• **Task goal**
Return every entry exactly.

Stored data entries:

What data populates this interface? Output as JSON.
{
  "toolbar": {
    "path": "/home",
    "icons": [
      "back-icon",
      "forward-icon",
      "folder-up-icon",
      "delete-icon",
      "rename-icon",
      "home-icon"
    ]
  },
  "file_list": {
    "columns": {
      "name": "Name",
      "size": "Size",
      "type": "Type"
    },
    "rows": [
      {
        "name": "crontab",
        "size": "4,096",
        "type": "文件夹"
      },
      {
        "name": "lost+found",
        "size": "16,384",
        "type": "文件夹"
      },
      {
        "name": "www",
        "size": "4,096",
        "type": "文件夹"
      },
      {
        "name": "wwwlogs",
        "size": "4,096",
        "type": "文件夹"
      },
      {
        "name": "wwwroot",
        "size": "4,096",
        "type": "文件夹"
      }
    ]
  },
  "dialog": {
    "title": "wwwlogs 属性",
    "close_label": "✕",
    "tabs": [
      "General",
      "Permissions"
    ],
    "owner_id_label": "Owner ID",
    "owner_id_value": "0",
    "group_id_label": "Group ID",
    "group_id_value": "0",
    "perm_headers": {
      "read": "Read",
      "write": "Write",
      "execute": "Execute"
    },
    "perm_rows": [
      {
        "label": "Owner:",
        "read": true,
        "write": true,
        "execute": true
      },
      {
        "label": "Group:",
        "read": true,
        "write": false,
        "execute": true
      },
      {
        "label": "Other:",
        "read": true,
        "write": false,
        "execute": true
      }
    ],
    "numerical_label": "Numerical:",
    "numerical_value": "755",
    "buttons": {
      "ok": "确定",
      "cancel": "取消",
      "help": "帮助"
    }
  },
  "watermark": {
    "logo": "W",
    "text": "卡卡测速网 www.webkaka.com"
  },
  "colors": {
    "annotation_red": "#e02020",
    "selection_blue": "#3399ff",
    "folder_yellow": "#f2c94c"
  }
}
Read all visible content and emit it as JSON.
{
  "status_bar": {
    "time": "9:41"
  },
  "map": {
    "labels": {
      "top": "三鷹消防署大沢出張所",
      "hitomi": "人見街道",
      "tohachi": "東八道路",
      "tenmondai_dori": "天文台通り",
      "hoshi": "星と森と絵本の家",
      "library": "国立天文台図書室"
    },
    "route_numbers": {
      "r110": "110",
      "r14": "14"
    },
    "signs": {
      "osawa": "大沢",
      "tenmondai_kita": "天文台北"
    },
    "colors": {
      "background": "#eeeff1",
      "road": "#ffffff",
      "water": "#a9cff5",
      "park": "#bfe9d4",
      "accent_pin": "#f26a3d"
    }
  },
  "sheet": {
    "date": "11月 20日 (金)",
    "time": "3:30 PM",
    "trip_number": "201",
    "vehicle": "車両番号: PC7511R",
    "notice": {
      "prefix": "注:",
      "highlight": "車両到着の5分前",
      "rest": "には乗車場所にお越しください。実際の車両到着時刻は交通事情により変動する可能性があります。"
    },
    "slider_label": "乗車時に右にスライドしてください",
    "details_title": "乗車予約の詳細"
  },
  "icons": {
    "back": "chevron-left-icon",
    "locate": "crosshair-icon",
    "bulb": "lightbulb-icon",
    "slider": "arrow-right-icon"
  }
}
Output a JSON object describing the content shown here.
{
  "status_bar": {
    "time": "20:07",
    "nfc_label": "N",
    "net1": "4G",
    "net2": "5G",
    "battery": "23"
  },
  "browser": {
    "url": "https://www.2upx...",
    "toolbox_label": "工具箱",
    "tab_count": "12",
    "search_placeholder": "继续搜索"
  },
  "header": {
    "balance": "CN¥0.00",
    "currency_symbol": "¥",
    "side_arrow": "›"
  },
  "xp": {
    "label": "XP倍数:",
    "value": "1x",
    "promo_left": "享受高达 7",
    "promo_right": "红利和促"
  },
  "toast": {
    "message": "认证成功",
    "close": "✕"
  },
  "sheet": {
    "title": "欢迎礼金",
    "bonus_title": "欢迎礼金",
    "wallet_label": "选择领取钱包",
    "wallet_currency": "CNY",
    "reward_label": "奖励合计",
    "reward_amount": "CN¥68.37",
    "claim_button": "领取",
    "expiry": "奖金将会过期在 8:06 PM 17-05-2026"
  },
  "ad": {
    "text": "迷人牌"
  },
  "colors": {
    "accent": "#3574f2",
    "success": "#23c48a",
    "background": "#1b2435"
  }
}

• **Solution to this exercise**
What data populates this interface? Output as JSON.
{
  "toolbar": {
    "path": "/home",
    "icons": [
      "back-icon",
      "forward-icon",
      "folder-up-icon",
      "delete-icon",
      "rename-icon",
      "home-icon"
    ]
  },
  "file_list": {
    "columns": {
      "name": "Name",
      "size": "Size",
      "type": "Type"
    },
    "rows": [
      {
        "name": "crontab",
        "size": "4,096",
        "type": "文件夹"
      },
      {
        "name": "lost+found",
        "size": "16,384",
        "type": "文件夹"
      },
      {
        "name": "www",
        "size": "4,096",
        "type": "文件夹"
      },
      {
        "name": "wwwlogs",
        "size": "4,096",
        "type": "文件夹"
      },
      {
        "name": "wwwroot",
        "size": "4,096",
        "type": "文件夹"
      }
    ]
  },
  "dialog": {
    "title": "wwwlogs 属性",
    "close_label": "✕",
    "tabs": [
      "General",
      "Permissions"
    ],
    "owner_id_label": "Owner ID",
    "owner_id_value": "0",
    "group_id_label": "Group ID",
    "group_id_value": "0",
    "perm_headers": {
      "read": "Read",
      "write": "Write",
      "execute": "Execute"
    },
    "perm_rows": [
      {
        "label": "Owner:",
        "read": true,
        "write": true,
        "execute": true
      },
      {
        "label": "Group:",
        "read": true,
        "write": false,
        "execute": true
      },
      {
        "label": "Other:",
        "read": true,
        "write": false,
        "execute": true
      }
    ],
    "numerical_label": "Numerical:",
    "numerical_value": "755",
    "buttons": {
      "ok": "确定",
      "cancel": "取消",
      "help": "帮助"
    }
  },
  "watermark": {
    "logo": "W",
    "text": "卡卡测速网 www.webkaka.com"
  },
  "colors": {
    "annotation_red": "#e02020",
    "selection_blue": "#3399ff",
    "folder_yellow": "#f2c94c"
  }
}
Read all visible content and emit it as JSON.
{
  "status_bar": {
    "time": "9:41"
  },
  "map": {
    "labels": {
      "top": "三鷹消防署大沢出張所",
      "hitomi": "人見街道",
      "tohachi": "東八道路",
      "tenmondai_dori": "天文台通り",
      "hoshi": "星と森と絵本の家",
      "library": "国立天文台図書室"
    },
    "route_numbers": {
      "r110": "110",
      "r14": "14"
    },
    "signs": {
      "osawa": "大沢",
      "tenmondai_kita": "天文台北"
    },
    "colors": {
      "background": "#eeeff1",
      "road": "#ffffff",
      "water": "#a9cff5",
      "park": "#bfe9d4",
      "accent_pin": "#f26a3d"
    }
  },
  "sheet": {
    "date": "11月 20日 (金)",
    "time": "3:30 PM",
    "trip_number": "201",
    "vehicle": "車両番号: PC7511R",
    "notice": {
      "prefix": "注:",
      "highlight": "車両到着の5分前",
      "rest": "には乗車場所にお越しください。実際の車両到着時刻は交通事情により変動する可能性があります。"
    },
    "slider_label": "乗車時に右にスライドしてください",
    "details_title": "乗車予約の詳細"
  },
  "icons": {
    "back": "chevron-left-icon",
    "locate": "crosshair-icon",
    "bulb": "lightbulb-icon",
    "slider": "arrow-right-icon"
  }
}
Output a JSON object describing the content shown here.
{
  "status_bar": {
    "time": "20:07",
    "nfc_label": "N",
    "net1": "4G",
    "net2": "5G",
    "battery": "23"
  },
  "browser": {
    "url": "https://www.2upx...",
    "toolbox_label": "工具箱",
    "tab_count": "12",
    "search_placeholder": "继续搜索"
  },
  "header": {
    "balance": "CN¥0.00",
    "currency_symbol": "¥",
    "side_arrow": "›"
  },
  "xp": {
    "label": "XP倍数:",
    "value": "1x",
    "promo_left": "享受高达 7",
    "promo_right": "红利和促"
  },
  "toast": {
    "message": "认证成功",
    "close": "✕"
  },
  "sheet": {
    "title": "欢迎礼金",
    "bonus_title": "欢迎礼金",
    "wallet_label": "选择领取钱包",
    "wallet_currency": "CNY",
    "reward_label": "奖励合计",
    "reward_amount": "CN¥68.37",
    "claim_button": "领取",
    "expiry": "奖金将会过期在 8:06 PM 17-05-2026"
  },
  "ad": {
    "text": "迷人牌"
  },
  "colors": {
    "accent": "#3574f2",
    "success": "#23c48a",
    "background": "#1b2435"
  }
}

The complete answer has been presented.